### Document passage
◆ ◆ ◆
RESULT=$(psql "$DB_URL" -f splinter_run.sql -t -A -F '|')
echo "$RESULT"
ERRORS=$(echo "$RESULT" | grep '|ERROR|' || true)
if [ -n "$ERRORS" ]; then
echo "::error::Splinter found ERROR-level issues:"
echo "$ERRORS"
exit 1
fiThe pgrst.db_schemas setting is the key detail. Splinter needs to know which schemas PostgREST
exposes so it can check the right tables. Without it, you’ll get incomplete results.
When Splinter finds an ERROR-level issue (like a table with RLS disabled), the workflow fails and blocks the PR:
One practical detail: scope the workflow to only trigger on PRs that touch supabase/migrations/**. Frontend-only changes don’t need a database security check, and skipping it keeps your CI fast.
Security Advisor alerts
CI catches problems at deploy time. But if you don’t ship for a few weeks, new Splinter rules won’t reach your project through CI alone. That’s where the Security Advisor’s weekly email comes in. It re-evaluates your production database against the latest rules automatically. Verify you’re receiving these emails. As new lint rules get added (and they do, regularly), your existing tables get re-checked without you doing anything.
Test from the attacker’s perspective
Configuration checks have limits. CI lint and weekly emails check your configuration, but neither tests whether your policies actually prevent unauthorized access at runtime. A misconfigured policy could pass lint and still leak data. For that, you need to probe your own endpoints the same way an attacker would.
You don’t need a special tool for this. You know your own tables from your migrations. Test reads by querying the REST API with just the anon key, the same way an anonymous visitor would:
# Test reads — query as anonymous user (anon key only, no user session)
◆ ◆ ◆
### Data listing

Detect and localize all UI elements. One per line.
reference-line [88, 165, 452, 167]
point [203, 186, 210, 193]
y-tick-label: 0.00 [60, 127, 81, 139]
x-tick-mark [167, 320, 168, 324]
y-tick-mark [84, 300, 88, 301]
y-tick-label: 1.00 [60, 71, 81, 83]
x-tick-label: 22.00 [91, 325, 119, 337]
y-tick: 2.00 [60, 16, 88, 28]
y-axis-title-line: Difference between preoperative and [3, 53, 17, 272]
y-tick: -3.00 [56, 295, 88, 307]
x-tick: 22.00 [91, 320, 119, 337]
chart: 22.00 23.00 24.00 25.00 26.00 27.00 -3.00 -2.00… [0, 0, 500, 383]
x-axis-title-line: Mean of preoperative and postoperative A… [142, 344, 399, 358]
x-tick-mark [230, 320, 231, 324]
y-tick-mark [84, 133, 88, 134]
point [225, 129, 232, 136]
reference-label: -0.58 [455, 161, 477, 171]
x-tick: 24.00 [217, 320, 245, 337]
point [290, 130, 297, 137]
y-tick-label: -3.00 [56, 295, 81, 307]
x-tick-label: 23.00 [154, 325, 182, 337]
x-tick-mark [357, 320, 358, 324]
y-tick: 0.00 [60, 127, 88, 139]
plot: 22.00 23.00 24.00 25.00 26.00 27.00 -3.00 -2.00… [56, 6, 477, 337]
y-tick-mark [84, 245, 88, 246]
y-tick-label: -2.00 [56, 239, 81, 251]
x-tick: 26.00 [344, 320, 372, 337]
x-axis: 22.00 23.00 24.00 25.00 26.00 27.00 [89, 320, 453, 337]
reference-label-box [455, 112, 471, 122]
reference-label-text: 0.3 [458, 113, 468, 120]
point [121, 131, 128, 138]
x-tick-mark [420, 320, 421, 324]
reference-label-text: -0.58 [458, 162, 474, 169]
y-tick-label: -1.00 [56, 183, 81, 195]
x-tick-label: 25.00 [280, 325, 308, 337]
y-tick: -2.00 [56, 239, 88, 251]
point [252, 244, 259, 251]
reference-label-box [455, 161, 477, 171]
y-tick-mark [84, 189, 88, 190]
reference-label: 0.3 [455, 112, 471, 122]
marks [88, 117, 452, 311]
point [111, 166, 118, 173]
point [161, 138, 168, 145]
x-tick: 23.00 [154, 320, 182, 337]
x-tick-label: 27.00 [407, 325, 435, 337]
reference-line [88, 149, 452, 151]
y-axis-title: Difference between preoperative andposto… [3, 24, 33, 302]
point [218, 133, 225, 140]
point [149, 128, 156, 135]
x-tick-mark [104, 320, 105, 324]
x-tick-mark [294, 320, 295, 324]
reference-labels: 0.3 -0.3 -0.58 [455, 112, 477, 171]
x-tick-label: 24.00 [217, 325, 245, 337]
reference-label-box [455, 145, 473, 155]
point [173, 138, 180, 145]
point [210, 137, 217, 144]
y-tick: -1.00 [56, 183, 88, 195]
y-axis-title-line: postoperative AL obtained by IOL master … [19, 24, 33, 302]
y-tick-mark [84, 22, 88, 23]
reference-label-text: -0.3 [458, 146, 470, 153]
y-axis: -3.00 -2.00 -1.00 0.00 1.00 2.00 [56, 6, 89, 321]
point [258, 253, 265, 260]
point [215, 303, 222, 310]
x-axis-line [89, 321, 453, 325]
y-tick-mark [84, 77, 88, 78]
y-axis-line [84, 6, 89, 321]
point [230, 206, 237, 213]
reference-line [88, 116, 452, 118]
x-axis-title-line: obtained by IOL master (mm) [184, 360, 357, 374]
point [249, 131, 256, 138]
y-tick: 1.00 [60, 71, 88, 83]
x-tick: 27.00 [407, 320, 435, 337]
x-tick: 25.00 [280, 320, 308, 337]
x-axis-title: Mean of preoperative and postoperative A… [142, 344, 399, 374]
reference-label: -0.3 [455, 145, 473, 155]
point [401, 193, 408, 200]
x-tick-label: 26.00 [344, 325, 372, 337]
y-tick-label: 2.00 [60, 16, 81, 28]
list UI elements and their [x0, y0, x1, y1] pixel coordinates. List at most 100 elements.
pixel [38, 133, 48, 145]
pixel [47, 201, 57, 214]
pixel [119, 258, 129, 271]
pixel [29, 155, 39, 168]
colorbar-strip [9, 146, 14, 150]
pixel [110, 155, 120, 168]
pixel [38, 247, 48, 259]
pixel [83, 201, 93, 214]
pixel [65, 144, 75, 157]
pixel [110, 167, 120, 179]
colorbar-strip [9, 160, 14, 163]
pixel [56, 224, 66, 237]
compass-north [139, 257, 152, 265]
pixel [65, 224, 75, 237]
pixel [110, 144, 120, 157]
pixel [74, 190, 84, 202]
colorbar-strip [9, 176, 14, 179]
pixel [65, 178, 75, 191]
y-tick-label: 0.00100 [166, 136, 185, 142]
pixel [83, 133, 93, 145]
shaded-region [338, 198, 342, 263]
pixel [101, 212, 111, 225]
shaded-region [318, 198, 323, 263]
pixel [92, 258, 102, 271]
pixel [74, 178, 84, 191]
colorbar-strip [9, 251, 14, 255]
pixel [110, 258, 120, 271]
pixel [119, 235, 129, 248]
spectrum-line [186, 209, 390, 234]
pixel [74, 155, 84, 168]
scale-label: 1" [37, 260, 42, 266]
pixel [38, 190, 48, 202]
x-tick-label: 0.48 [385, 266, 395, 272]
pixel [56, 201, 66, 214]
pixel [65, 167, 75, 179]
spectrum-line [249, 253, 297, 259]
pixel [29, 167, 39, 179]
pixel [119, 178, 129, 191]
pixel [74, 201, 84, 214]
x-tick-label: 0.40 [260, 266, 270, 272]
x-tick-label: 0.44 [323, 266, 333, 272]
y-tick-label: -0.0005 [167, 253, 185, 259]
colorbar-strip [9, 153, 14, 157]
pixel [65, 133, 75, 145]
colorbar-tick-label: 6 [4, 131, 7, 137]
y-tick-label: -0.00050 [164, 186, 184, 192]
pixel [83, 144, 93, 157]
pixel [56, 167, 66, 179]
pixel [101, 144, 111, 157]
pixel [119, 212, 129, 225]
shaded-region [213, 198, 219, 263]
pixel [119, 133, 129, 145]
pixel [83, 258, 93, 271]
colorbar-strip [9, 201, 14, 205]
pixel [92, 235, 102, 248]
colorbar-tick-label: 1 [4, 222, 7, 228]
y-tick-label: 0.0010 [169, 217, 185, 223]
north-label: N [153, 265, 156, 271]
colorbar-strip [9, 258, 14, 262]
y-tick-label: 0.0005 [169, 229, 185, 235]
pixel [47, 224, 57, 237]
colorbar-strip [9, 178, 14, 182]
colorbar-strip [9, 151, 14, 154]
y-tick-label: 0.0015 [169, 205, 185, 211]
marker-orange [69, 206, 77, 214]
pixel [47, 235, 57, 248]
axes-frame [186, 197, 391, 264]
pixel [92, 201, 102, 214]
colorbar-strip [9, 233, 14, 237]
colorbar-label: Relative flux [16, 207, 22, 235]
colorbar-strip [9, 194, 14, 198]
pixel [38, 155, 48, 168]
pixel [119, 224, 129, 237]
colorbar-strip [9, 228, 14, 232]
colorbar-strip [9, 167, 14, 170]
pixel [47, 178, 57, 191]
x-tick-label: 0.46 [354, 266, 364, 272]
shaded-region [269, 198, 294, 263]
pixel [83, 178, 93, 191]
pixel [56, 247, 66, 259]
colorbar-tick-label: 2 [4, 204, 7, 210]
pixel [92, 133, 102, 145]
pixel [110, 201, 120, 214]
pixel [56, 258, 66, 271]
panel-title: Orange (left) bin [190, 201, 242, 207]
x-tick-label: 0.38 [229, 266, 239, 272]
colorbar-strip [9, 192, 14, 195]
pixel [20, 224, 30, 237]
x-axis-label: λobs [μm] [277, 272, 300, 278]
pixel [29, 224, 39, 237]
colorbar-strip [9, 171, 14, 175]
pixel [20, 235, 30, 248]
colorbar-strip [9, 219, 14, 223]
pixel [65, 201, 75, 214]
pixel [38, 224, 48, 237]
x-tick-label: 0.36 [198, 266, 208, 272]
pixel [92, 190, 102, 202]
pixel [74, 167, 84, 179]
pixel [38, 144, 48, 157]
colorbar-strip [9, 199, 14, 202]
◆ ◆ ◆
### Exercise
Please reproduce the full passage on database security checks word for word. The records are separate material and have no connection to the passage on database security checks.

### Result of this exercise
RESULT=$(psql "$DB_URL" -f splinter_run.sql -t -A -F '|')
echo "$RESULT"
ERRORS=$(echo "$RESULT" | grep '|ERROR|' || true)
if [ -n "$ERRORS" ]; then
echo "::error::Splinter found ERROR-level issues:"
echo "$ERRORS"
exit 1
fiThe pgrst.db_schemas setting is the key detail. Splinter needs to know which schemas PostgREST
exposes so it can check the right tables. Without it, you’ll get incomplete results.
When Splinter finds an ERROR-level issue (like a table with RLS disabled), the workflow fails and blocks the PR:
One practical detail: scope the workflow to only trigger on PRs that touch supabase/migrations/**. Frontend-only changes don’t need a database security check, and skipping it keeps your CI fast.
Security Advisor alerts
CI catches problems at deploy time. But if you don’t ship for a few weeks, new Splinter rules won’t reach your project through CI alone. That’s where the Security Advisor’s weekly email comes in. It re-evaluates your production database against the latest rules automatically. Verify you’re receiving these emails. As new lint rules get added (and they do, regularly), your existing tables get re-checked without you doing anything.
Test from the attacker’s perspective
Configuration checks have limits. CI lint and weekly emails check your configuration, but neither tests whether your policies actually prevent unauthorized access at runtime. A misconfigured policy could pass lint and still leak data. For that, you need to probe your own endpoints the same way an attacker would.
You don’t need a special tool for this. You know your own tables from your migrations. Test reads by querying the REST API with just the anon key, the same way an anonymous visitor would:
# Test reads — query as anonymous user (anon key only, no user session)